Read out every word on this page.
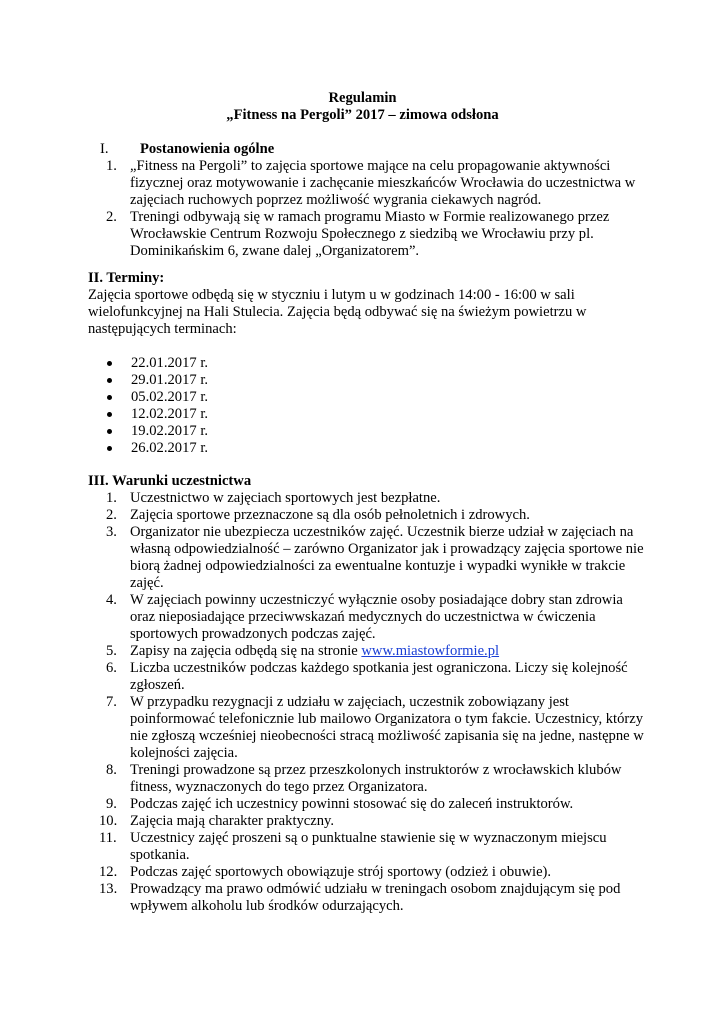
Regulamin
„Fitness na Pergoli” 2017 – zimowa odsłona
I. Postanowienia ogólne
1. „Fitness na Pergoli” to zajęcia sportowe mające na celu propagowanie aktywności fizycznej oraz motywowanie i zachęcanie mieszkańców Wrocławia do uczestnictwa w zajęciach ruchowych poprzez możliwość wygrania ciekawych nagród.
2. Treningi odbywają się w ramach programu Miasto w Formie realizowanego przez Wrocławskie Centrum Rozwoju Społecznego z siedzibą we Wrocławiu przy pl. Dominikańskim 6, zwane dalej „Organizatorem”.
II. Terminy:

Zajęcia sportowe odbędą się w styczniu i lutym u w godzinach 14:00 - 16:00 w sali wielofunkcyjnej na Hali Stulecia. Zajęcia będą odbywać się na świeżym powietrzu w następujących terminach:

22.01.2017 r.
29.01.2017 r.
05.02.2017 r.
12.02.2017 r.
19.02.2017 r.
26.02.2017 r.
III. Warunki uczestnictwa
1. Uczestnictwo w zajęciach sportowych jest bezpłatne.
2. Zajęcia sportowe przeznaczone są dla osób pełnoletnich i zdrowych.
3. Organizator nie ubezpiecza uczestników zajęć. Uczestnik bierze udział w zajęciach na własną odpowiedzialność – zarówno Organizator jak i prowadzący zajęcia sportowe nie biorą żadnej odpowiedzialności za ewentualne kontuzje i wypadki wynikłe w trakcie zajęć.
4. W zajęciach powinny uczestniczyć wyłącznie osoby posiadające dobry stan zdrowia oraz nieposiadające przeciwwskazań medycznych do uczestnictwa w ćwiczenia sportowych prowadzonych podczas zajęć.
5. Zapisy na zajęcia odbędą się na stronie www.miastowformie.pl
6. Liczba uczestników podczas każdego spotkania jest ograniczona. Liczy się kolejność zgłoszeń.
7. W przypadku rezygnacji z udziału w zajęciach, uczestnik zobowiązany jest poinformować telefonicznie lub mailowo Organizatora o tym fakcie. Uczestnicy, którzy nie zgłoszą wcześniej nieobecności stracą możliwość zapisania się na jedne, następne w kolejności zajęcia.
8. Treningi prowadzone są przez przeszkolonych instruktorów z wrocławskich klubów fitness, wyznaczonych do tego przez Organizatora.
9. Podczas zajęć ich uczestnicy powinni stosować się do zaleceń instruktorów.
10. Zajęcia mają charakter praktyczny.
11. Uczestnicy zajęć proszeni są o punktualne stawienie się w wyznaczonym miejscu spotkania.
12. Podczas zajęć sportowych obowiązuje strój sportowy (odzież i obuwie).
13. Prowadzący ma prawo odmówić udziału w treningach osobom znajdującym się pod wpływem alkoholu lub środków odurzających.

★ ★ ★

Given exercise:
Find the string "oraz" in the entries above and return each line that holds it.

Result:
1. „Fitness na Pergoli” to zajęcia sportowe mające na celu propagowanie aktywności fizycznej oraz motywowanie i zachęcanie mieszkańców Wrocławia do uczestnictwa w zajęciach ruchowych poprzez możliwość wygrania ciekawych nagród.
4. W zajęciach powinny uczestniczyć wyłącznie osoby posiadające dobry stan zdrowia oraz nieposiadające przeciwwskazań medycznych do uczestnictwa w ćwiczenia sportowych prowadzonych podczas zajęć.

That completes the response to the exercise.